--- Record set Enclosed Below ---

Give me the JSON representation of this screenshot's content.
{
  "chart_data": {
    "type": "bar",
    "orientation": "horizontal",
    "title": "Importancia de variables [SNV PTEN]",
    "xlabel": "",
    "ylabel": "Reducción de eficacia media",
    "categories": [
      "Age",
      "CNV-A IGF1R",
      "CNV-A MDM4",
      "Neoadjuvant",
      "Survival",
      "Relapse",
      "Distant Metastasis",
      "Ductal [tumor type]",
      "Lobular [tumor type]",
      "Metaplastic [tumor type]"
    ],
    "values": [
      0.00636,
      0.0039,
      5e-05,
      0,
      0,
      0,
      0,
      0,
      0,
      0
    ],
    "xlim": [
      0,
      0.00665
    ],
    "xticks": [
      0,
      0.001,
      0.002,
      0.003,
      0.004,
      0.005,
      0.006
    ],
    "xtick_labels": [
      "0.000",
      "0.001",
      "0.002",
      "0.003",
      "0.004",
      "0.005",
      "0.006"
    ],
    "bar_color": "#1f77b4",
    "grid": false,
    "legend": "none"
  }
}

--- End of Enclosed Record set ---

» **Task brief**
The answer is every entry, copied word for word.

» **Answer to this problem**
Give me the JSON representation of this screenshot's content.
{
  "chart_data": {
    "type": "bar",
    "orientation": "horizontal",
    "title": "Importancia de variables [SNV PTEN]",
    "xlabel": "",
    "ylabel": "Reducción de eficacia media",
    "categories": [
      "Age",
      "CNV-A IGF1R",
      "CNV-A MDM4",
      "Neoadjuvant",
      "Survival",
      "Relapse",
      "Distant Metastasis",
      "Ductal [tumor type]",
      "Lobular [tumor type]",
      "Metaplastic [tumor type]"
    ],
    "values": [
      0.00636,
      0.0039,
      5e-05,
      0,
      0,
      0,
      0,
      0,
      0,
      0
    ],
    "xlim": [
      0,
      0.00665
    ],
    "xticks": [
      0,
      0.001,
      0.002,
      0.003,
      0.004,
      0.005,
      0.006
    ],
    "xtick_labels": [
      "0.000",
      "0.001",
      "0.002",
      "0.003",
      "0.004",
      "0.005",
      "0.006"
    ],
    "bar_color": "#1f77b4",
    "grid": false,
    "legend": "none"
  }
}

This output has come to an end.